=== Information supplied ===

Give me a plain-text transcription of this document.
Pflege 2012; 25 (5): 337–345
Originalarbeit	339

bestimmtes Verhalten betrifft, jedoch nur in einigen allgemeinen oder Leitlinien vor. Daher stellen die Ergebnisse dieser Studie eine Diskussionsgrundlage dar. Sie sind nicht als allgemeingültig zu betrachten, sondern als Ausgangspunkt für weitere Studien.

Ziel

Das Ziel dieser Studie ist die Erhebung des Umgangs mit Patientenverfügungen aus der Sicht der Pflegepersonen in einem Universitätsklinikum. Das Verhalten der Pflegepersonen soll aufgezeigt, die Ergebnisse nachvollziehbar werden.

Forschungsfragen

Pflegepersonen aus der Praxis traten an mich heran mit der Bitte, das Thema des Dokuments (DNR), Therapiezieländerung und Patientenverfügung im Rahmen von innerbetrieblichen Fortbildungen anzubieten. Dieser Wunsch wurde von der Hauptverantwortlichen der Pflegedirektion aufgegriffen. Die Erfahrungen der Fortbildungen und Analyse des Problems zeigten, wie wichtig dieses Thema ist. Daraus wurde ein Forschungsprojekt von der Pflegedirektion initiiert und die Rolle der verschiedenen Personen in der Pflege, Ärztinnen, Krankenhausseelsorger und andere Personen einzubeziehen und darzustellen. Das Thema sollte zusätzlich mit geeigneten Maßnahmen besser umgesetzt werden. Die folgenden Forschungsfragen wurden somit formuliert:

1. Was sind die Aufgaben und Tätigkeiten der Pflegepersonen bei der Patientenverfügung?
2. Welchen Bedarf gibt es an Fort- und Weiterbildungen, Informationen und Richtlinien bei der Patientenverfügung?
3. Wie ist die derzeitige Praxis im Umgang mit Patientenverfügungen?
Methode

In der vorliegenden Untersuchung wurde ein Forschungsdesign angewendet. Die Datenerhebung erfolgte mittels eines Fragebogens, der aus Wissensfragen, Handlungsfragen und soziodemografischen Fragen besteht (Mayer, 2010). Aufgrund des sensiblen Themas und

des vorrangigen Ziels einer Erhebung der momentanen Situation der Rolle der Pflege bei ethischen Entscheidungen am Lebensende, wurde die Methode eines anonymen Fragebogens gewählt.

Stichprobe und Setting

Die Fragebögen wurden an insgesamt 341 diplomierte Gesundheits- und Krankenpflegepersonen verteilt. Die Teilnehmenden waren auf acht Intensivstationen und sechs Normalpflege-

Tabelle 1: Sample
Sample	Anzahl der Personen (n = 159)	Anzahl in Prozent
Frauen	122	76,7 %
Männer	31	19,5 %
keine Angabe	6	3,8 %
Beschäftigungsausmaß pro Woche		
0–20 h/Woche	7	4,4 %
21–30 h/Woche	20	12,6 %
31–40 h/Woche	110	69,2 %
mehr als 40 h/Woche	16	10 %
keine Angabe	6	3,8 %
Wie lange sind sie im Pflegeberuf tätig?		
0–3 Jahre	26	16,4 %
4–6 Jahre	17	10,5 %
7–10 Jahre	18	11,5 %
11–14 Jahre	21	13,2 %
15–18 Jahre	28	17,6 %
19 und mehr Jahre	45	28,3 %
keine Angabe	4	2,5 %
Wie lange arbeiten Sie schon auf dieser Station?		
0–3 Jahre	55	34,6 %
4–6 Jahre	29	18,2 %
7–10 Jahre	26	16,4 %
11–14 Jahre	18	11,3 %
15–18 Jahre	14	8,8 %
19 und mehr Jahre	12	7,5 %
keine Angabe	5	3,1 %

===
=== Information supplied ===

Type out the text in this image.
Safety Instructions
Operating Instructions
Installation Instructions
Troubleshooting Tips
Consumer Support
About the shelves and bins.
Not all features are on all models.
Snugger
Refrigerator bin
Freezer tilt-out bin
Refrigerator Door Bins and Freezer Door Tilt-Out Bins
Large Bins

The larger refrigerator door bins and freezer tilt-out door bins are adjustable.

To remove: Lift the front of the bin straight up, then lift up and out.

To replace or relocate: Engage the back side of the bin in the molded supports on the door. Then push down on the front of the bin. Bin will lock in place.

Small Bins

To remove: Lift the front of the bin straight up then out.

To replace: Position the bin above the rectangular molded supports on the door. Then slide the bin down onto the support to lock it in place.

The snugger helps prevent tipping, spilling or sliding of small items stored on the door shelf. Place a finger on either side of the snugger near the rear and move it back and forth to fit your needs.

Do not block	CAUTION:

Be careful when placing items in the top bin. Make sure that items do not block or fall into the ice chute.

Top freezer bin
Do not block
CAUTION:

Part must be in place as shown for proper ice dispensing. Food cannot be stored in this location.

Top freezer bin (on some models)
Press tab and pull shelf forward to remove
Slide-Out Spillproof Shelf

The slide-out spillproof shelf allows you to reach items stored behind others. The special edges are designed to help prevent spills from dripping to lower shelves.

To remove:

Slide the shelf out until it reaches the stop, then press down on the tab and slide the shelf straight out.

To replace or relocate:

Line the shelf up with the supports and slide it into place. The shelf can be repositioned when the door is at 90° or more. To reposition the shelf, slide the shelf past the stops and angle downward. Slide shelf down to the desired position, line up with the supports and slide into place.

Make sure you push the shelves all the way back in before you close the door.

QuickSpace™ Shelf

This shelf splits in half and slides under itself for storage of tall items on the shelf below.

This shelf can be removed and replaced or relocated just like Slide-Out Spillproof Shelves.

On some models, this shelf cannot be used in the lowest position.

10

===
=== Information supplied ===

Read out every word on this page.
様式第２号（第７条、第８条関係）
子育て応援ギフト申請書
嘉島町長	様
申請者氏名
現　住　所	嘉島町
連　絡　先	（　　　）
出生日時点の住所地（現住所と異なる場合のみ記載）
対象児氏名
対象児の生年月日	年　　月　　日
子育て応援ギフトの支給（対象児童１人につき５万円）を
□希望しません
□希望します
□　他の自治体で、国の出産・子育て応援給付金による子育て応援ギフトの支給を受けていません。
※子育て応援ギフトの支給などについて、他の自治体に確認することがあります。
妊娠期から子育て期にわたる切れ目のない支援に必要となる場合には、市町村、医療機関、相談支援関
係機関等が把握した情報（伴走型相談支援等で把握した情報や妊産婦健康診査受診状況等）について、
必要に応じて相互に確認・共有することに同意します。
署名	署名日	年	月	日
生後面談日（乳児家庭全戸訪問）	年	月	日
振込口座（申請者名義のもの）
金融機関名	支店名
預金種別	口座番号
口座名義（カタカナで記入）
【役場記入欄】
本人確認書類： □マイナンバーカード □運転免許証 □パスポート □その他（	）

===

▶ [Aim] From the entries above, copy every line where the word "eines" shows up.

▶ [The answer]
In der vorliegenden Untersuchung wurde ein Forschungsdesign angewendet. Die Datenerhebung erfolgte mittels eines Fragebogens, der aus Wissensfragen, Handlungsfragen und soziodemografischen Fragen besteht (Mayer, 2010). Aufgrund des sensiblen Themas und
des vorrangigen Ziels einer Erhebung der momentanen Situation der Rolle der Pflege bei ethischen Entscheidungen am Lebensende, wurde die Methode eines anonymen Fragebogens gewählt.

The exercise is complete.